SET EXERCISE - Return the full material exactly.

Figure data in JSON
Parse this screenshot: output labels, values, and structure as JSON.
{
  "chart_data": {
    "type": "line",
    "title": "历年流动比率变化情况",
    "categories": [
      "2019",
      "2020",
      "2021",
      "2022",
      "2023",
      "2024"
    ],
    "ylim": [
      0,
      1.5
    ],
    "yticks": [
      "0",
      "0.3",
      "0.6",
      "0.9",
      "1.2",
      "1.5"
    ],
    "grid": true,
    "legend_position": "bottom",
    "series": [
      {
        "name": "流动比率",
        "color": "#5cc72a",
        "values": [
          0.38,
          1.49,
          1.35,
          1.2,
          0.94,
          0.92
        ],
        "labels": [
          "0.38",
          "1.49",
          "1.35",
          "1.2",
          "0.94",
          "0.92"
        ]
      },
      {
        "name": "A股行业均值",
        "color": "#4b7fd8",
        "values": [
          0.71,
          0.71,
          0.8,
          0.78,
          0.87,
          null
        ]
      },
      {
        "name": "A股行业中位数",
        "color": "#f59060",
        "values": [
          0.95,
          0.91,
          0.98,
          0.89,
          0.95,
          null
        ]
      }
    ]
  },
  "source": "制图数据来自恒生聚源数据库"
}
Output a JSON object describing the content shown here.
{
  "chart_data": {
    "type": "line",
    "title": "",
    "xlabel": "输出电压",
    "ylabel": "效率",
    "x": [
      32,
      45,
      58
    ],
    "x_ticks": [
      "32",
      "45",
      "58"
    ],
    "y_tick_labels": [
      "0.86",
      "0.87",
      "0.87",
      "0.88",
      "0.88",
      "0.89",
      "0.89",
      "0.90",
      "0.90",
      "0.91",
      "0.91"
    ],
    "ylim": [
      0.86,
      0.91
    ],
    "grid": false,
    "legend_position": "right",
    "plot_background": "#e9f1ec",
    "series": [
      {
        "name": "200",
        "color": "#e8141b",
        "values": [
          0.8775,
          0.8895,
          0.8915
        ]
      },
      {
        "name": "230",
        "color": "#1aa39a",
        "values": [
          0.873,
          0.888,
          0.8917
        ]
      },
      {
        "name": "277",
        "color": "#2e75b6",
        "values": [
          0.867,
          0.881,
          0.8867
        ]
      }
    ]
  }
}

RESPONSE -
Parse this screenshot: output labels, values, and structure as JSON.
{
  "chart_data": {
    "type": "line",
    "title": "历年流动比率变化情况",
    "categories": [
      "2019",
      "2020",
      "2021",
      "2022",
      "2023",
      "2024"
    ],
    "ylim": [
      0,
      1.5
    ],
    "yticks": [
      "0",
      "0.3",
      "0.6",
      "0.9",
      "1.2",
      "1.5"
    ],
    "grid": true,
    "legend_position": "bottom",
    "series": [
      {
        "name": "流动比率",
        "color": "#5cc72a",
        "values": [
          0.38,
          1.49,
          1.35,
          1.2,
          0.94,
          0.92
        ],
        "labels": [
          "0.38",
          "1.49",
          "1.35",
          "1.2",
          "0.94",
          "0.92"
        ]
      },
      {
        "name": "A股行业均值",
        "color": "#4b7fd8",
        "values": [
          0.71,
          0.71,
          0.8,
          0.78,
          0.87,
          null
        ]
      },
      {
        "name": "A股行业中位数",
        "color": "#f59060",
        "values": [
          0.95,
          0.91,
          0.98,
          0.89,
          0.95,
          null
        ]
      }
    ]
  },
  "source": "制图数据来自恒生聚源数据库"
}
Output a JSON object describing the content shown here.
{
  "chart_data": {
    "type": "line",
    "title": "",
    "xlabel": "输出电压",
    "ylabel": "效率",
    "x": [
      32,
      45,
      58
    ],
    "x_ticks": [
      "32",
      "45",
      "58"
    ],
    "y_tick_labels": [
      "0.86",
      "0.87",
      "0.87",
      "0.88",
      "0.88",
      "0.89",
      "0.89",
      "0.90",
      "0.90",
      "0.91",
      "0.91"
    ],
    "ylim": [
      0.86,
      0.91
    ],
    "grid": false,
    "legend_position": "right",
    "plot_background": "#e9f1ec",
    "series": [
      {
        "name": "200",
        "color": "#e8141b",
        "values": [
          0.8775,
          0.8895,
          0.8915
        ]
      },
      {
        "name": "230",
        "color": "#1aa39a",
        "values": [
          0.873,
          0.888,
          0.8917
        ]
      },
      {
        "name": "277",
        "color": "#2e75b6",
        "values": [
          0.867,
          0.881,
          0.8867
        ]
      }
    ]
  }
}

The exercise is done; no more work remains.